PROVIDED DATA ▸

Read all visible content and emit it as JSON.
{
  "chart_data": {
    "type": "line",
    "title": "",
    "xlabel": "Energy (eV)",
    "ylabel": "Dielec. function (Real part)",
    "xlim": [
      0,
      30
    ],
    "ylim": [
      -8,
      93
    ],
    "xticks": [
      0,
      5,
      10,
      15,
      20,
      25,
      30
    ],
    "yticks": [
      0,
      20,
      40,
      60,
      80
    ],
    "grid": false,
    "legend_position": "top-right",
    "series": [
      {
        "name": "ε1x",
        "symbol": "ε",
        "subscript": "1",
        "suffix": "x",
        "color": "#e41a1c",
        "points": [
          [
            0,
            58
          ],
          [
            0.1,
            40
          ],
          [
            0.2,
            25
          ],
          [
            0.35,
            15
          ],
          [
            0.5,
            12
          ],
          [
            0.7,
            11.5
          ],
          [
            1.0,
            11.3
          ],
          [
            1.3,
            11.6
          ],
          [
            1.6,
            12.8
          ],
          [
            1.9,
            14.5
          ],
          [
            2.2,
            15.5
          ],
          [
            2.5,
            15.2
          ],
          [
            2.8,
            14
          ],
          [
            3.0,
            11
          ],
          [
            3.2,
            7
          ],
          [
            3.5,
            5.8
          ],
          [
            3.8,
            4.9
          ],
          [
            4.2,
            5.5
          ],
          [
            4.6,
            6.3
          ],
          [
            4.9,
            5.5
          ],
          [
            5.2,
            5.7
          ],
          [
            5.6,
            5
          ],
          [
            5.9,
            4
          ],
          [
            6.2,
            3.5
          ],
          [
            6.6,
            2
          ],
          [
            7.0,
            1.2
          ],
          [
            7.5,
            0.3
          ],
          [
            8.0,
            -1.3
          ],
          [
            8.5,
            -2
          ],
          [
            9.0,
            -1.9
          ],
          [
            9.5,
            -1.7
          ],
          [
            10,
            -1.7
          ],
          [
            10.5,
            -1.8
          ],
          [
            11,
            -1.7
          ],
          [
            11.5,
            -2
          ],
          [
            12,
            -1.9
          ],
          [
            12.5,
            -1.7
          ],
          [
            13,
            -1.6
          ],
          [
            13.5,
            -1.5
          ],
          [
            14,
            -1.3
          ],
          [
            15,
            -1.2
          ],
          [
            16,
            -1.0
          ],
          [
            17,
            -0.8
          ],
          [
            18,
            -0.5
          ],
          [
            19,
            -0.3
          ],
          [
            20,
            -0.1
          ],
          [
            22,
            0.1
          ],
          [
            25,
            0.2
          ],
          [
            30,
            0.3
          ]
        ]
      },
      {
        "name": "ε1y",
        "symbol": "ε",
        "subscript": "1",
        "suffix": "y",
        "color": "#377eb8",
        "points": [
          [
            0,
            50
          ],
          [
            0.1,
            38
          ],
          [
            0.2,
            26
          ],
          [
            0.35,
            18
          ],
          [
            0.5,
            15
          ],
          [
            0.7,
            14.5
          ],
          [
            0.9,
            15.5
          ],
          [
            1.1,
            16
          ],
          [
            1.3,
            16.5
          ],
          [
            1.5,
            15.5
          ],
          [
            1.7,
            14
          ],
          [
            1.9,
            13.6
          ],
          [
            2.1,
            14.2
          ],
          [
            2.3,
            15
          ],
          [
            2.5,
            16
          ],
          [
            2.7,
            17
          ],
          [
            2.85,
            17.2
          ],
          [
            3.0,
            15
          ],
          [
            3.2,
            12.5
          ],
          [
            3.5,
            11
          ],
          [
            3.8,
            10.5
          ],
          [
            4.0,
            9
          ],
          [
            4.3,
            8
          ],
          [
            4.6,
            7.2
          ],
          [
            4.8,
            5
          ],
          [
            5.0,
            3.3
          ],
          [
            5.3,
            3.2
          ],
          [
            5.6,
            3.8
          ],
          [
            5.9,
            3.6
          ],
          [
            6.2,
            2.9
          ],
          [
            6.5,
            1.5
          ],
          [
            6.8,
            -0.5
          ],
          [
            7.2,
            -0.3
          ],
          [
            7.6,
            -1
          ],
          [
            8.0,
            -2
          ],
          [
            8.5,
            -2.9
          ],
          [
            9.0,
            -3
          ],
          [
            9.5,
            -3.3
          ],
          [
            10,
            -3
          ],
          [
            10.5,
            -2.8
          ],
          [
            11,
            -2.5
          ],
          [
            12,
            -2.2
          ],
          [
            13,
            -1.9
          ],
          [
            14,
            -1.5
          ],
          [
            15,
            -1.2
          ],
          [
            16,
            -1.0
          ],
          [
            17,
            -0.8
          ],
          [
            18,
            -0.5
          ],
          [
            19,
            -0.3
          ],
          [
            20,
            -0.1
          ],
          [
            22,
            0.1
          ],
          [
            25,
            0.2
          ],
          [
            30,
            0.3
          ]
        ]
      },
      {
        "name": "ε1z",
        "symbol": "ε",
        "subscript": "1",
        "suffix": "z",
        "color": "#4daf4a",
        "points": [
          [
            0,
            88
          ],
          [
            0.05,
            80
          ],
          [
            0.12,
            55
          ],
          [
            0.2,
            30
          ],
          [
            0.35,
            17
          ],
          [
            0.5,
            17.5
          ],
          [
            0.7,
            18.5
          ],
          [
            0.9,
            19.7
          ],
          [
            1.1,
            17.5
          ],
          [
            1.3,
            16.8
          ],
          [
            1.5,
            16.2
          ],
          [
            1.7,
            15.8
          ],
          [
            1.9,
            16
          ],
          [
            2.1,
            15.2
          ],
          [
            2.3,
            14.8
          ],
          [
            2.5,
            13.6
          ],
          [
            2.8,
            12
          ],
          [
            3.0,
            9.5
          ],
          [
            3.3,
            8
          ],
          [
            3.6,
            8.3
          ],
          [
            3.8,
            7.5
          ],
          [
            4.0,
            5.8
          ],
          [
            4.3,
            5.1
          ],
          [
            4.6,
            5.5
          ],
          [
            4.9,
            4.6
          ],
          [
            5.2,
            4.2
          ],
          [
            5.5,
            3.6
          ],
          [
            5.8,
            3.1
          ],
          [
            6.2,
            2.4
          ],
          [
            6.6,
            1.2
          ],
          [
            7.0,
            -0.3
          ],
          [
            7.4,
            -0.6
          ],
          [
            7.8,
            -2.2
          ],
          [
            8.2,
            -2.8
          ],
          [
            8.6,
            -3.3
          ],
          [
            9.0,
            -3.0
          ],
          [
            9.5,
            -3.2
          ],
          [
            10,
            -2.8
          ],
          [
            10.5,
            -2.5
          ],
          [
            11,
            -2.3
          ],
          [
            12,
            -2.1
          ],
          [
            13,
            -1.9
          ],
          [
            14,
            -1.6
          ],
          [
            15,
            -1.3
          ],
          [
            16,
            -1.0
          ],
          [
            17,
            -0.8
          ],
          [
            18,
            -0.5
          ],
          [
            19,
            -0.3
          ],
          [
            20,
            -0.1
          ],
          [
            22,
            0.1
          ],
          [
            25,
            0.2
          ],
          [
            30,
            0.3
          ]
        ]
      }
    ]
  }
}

GIVEN PROBLEM ▸ Reproduce the material precisely, including every line.

RESULT ▸
Read all visible content and emit it as JSON.
{
  "chart_data": {
    "type": "line",
    "title": "",
    "xlabel": "Energy (eV)",
    "ylabel": "Dielec. function (Real part)",
    "xlim": [
      0,
      30
    ],
    "ylim": [
      -8,
      93
    ],
    "xticks": [
      0,
      5,
      10,
      15,
      20,
      25,
      30
    ],
    "yticks": [
      0,
      20,
      40,
      60,
      80
    ],
    "grid": false,
    "legend_position": "top-right",
    "series": [
      {
        "name": "ε1x",
        "symbol": "ε",
        "subscript": "1",
        "suffix": "x",
        "color": "#e41a1c",
        "points": [
          [
            0,
            58
          ],
          [
            0.1,
            40
          ],
          [
            0.2,
            25
          ],
          [
            0.35,
            15
          ],
          [
            0.5,
            12
          ],
          [
            0.7,
            11.5
          ],
          [
            1.0,
            11.3
          ],
          [
            1.3,
            11.6
          ],
          [
            1.6,
            12.8
          ],
          [
            1.9,
            14.5
          ],
          [
            2.2,
            15.5
          ],
          [
            2.5,
            15.2
          ],
          [
            2.8,
            14
          ],
          [
            3.0,
            11
          ],
          [
            3.2,
            7
          ],
          [
            3.5,
            5.8
          ],
          [
            3.8,
            4.9
          ],
          [
            4.2,
            5.5
          ],
          [
            4.6,
            6.3
          ],
          [
            4.9,
            5.5
          ],
          [
            5.2,
            5.7
          ],
          [
            5.6,
            5
          ],
          [
            5.9,
            4
          ],
          [
            6.2,
            3.5
          ],
          [
            6.6,
            2
          ],
          [
            7.0,
            1.2
          ],
          [
            7.5,
            0.3
          ],
          [
            8.0,
            -1.3
          ],
          [
            8.5,
            -2
          ],
          [
            9.0,
            -1.9
          ],
          [
            9.5,
            -1.7
          ],
          [
            10,
            -1.7
          ],
          [
            10.5,
            -1.8
          ],
          [
            11,
            -1.7
          ],
          [
            11.5,
            -2
          ],
          [
            12,
            -1.9
          ],
          [
            12.5,
            -1.7
          ],
          [
            13,
            -1.6
          ],
          [
            13.5,
            -1.5
          ],
          [
            14,
            -1.3
          ],
          [
            15,
            -1.2
          ],
          [
            16,
            -1.0
          ],
          [
            17,
            -0.8
          ],
          [
            18,
            -0.5
          ],
          [
            19,
            -0.3
          ],
          [
            20,
            -0.1
          ],
          [
            22,
            0.1
          ],
          [
            25,
            0.2
          ],
          [
            30,
            0.3
          ]
        ]
      },
      {
        "name": "ε1y",
        "symbol": "ε",
        "subscript": "1",
        "suffix": "y",
        "color": "#377eb8",
        "points": [
          [
            0,
            50
          ],
          [
            0.1,
            38
          ],
          [
            0.2,
            26
          ],
          [
            0.35,
            18
          ],
          [
            0.5,
            15
          ],
          [
            0.7,
            14.5
          ],
          [
            0.9,
            15.5
          ],
          [
            1.1,
            16
          ],
          [
            1.3,
            16.5
          ],
          [
            1.5,
            15.5
          ],
          [
            1.7,
            14
          ],
          [
            1.9,
            13.6
          ],
          [
            2.1,
            14.2
          ],
          [
            2.3,
            15
          ],
          [
            2.5,
            16
          ],
          [
            2.7,
            17
          ],
          [
            2.85,
            17.2
          ],
          [
            3.0,
            15
          ],
          [
            3.2,
            12.5
          ],
          [
            3.5,
            11
          ],
          [
            3.8,
            10.5
          ],
          [
            4.0,
            9
          ],
          [
            4.3,
            8
          ],
          [
            4.6,
            7.2
          ],
          [
            4.8,
            5
          ],
          [
            5.0,
            3.3
          ],
          [
            5.3,
            3.2
          ],
          [
            5.6,
            3.8
          ],
          [
            5.9,
            3.6
          ],
          [
            6.2,
            2.9
          ],
          [
            6.5,
            1.5
          ],
          [
            6.8,
            -0.5
          ],
          [
            7.2,
            -0.3
          ],
          [
            7.6,
            -1
          ],
          [
            8.0,
            -2
          ],
          [
            8.5,
            -2.9
          ],
          [
            9.0,
            -3
          ],
          [
            9.5,
            -3.3
          ],
          [
            10,
            -3
          ],
          [
            10.5,
            -2.8
          ],
          [
            11,
            -2.5
          ],
          [
            12,
            -2.2
          ],
          [
            13,
            -1.9
          ],
          [
            14,
            -1.5
          ],
          [
            15,
            -1.2
          ],
          [
            16,
            -1.0
          ],
          [
            17,
            -0.8
          ],
          [
            18,
            -0.5
          ],
          [
            19,
            -0.3
          ],
          [
            20,
            -0.1
          ],
          [
            22,
            0.1
          ],
          [
            25,
            0.2
          ],
          [
            30,
            0.3
          ]
        ]
      },
      {
        "name": "ε1z",
        "symbol": "ε",
        "subscript": "1",
        "suffix": "z",
        "color": "#4daf4a",
        "points": [
          [
            0,
            88
          ],
          [
            0.05,
            80
          ],
          [
            0.12,
            55
          ],
          [
            0.2,
            30
          ],
          [
            0.35,
            17
          ],
          [
            0.5,
            17.5
          ],
          [
            0.7,
            18.5
          ],
          [
            0.9,
            19.7
          ],
          [
            1.1,
            17.5
          ],
          [
            1.3,
            16.8
          ],
          [
            1.5,
            16.2
          ],
          [
            1.7,
            15.8
          ],
          [
            1.9,
            16
          ],
          [
            2.1,
            15.2
          ],
          [
            2.3,
            14.8
          ],
          [
            2.5,
            13.6
          ],
          [
            2.8,
            12
          ],
          [
            3.0,
            9.5
          ],
          [
            3.3,
            8
          ],
          [
            3.6,
            8.3
          ],
          [
            3.8,
            7.5
          ],
          [
            4.0,
            5.8
          ],
          [
            4.3,
            5.1
          ],
          [
            4.6,
            5.5
          ],
          [
            4.9,
            4.6
          ],
          [
            5.2,
            4.2
          ],
          [
            5.5,
            3.6
          ],
          [
            5.8,
            3.1
          ],
          [
            6.2,
            2.4
          ],
          [
            6.6,
            1.2
          ],
          [
            7.0,
            -0.3
          ],
          [
            7.4,
            -0.6
          ],
          [
            7.8,
            -2.2
          ],
          [
            8.2,
            -2.8
          ],
          [
            8.6,
            -3.3
          ],
          [
            9.0,
            -3.0
          ],
          [
            9.5,
            -3.2
          ],
          [
            10,
            -2.8
          ],
          [
            10.5,
            -2.5
          ],
          [
            11,
            -2.3
          ],
          [
            12,
            -2.1
          ],
          [
            13,
            -1.9
          ],
          [
            14,
            -1.6
          ],
          [
            15,
            -1.3
          ],
          [
            16,
            -1.0
          ],
          [
            17,
            -0.8
          ],
          [
            18,
            -0.5
          ],
          [
            19,
            -0.3
          ],
          [
            20,
            -0.1
          ],
          [
            22,
            0.1
          ],
          [
            25,
            0.2
          ],
          [
            30,
            0.3
          ]
        ]
      }
    ]
  }
}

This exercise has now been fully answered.